>> START Data for processing

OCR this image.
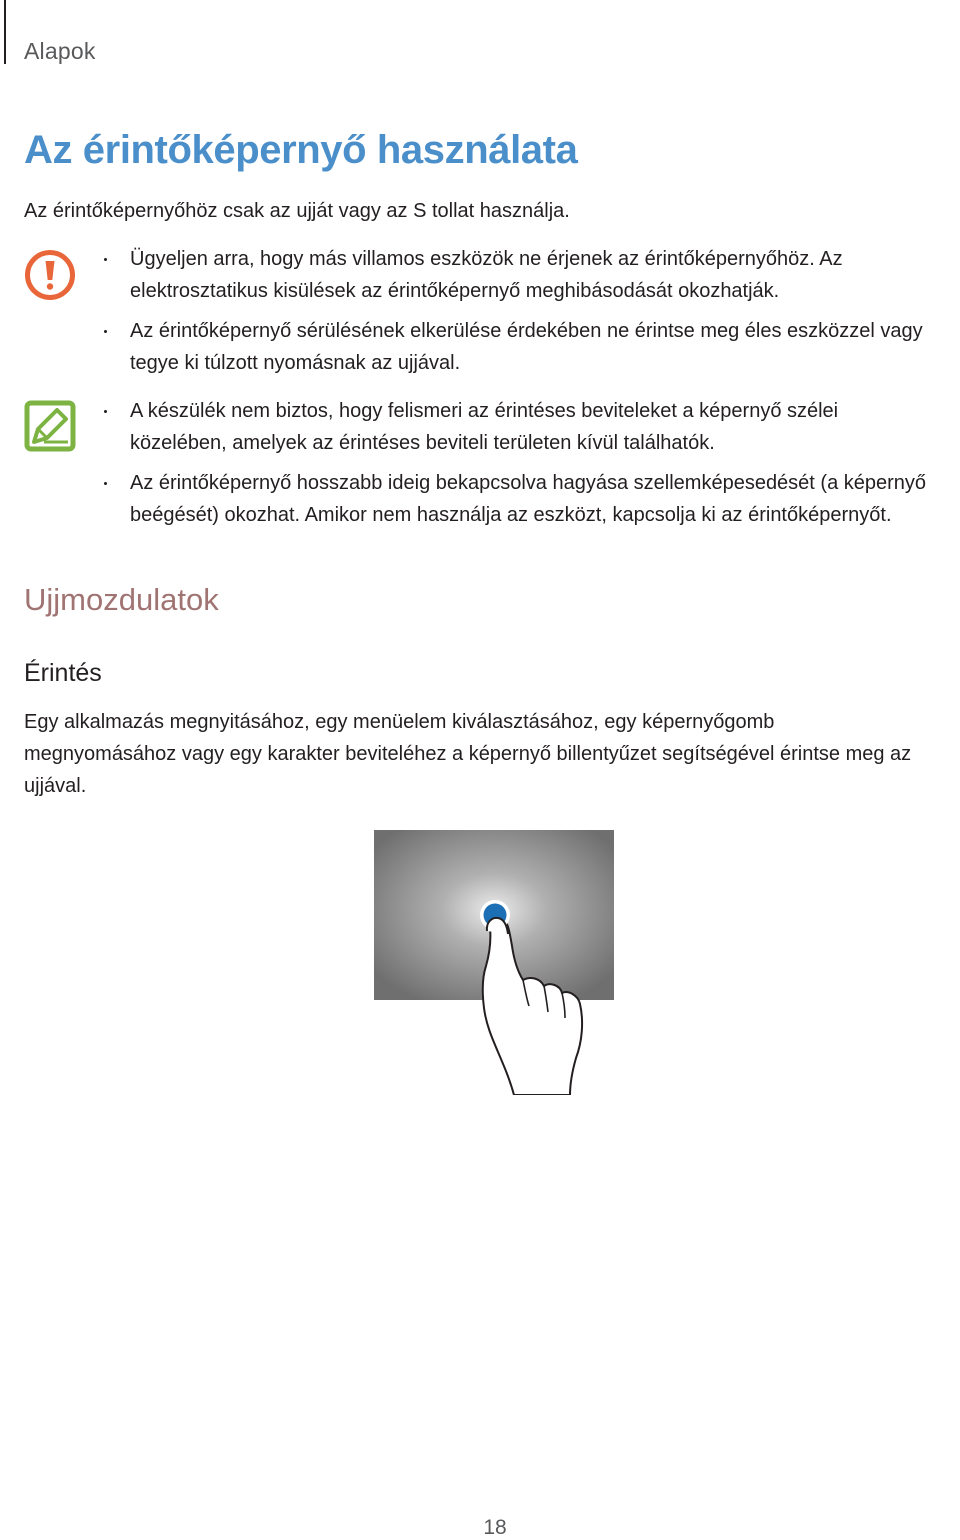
Alapok
Az érintőképernyő használata

Az érintőképernyőhöz csak az ujját vagy az S tollat használja.

Ügyeljen arra, hogy más villamos eszközök ne érjenek az érintőképernyőhöz. Az
elektrosztatikus kisülések az érintőképernyő meghibásodását okozhatják.
Az érintőképernyő sérülésének elkerülése érdekében ne érintse meg éles eszközzel vagy
tegye ki túlzott nyomásnak az ujjával.
A készülék nem biztos, hogy felismeri az érintéses beviteleket a képernyő szélei
közelében, amelyek az érintéses beviteli területen kívül találhatók.
Az érintőképernyő hosszabb ideig bekapcsolva hagyása szellemképesedését (a képernyő
beégését) okozhat. Amikor nem használja az eszközt, kapcsolja ki az érintőképernyőt.
Ujjmozdulatok
Érintés

Egy alkalmazás megnyitásához, egy menüelem kiválasztásához, egy képernyőgomb
megnyomásához vagy egy karakter beviteléhez a képernyő billentyűzet segítségével érintse meg az
ujjával.

18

>> END Data for processing

Goal => Say, as a number only, how many lines of the data contain "vagy".

Answer to this problem => 3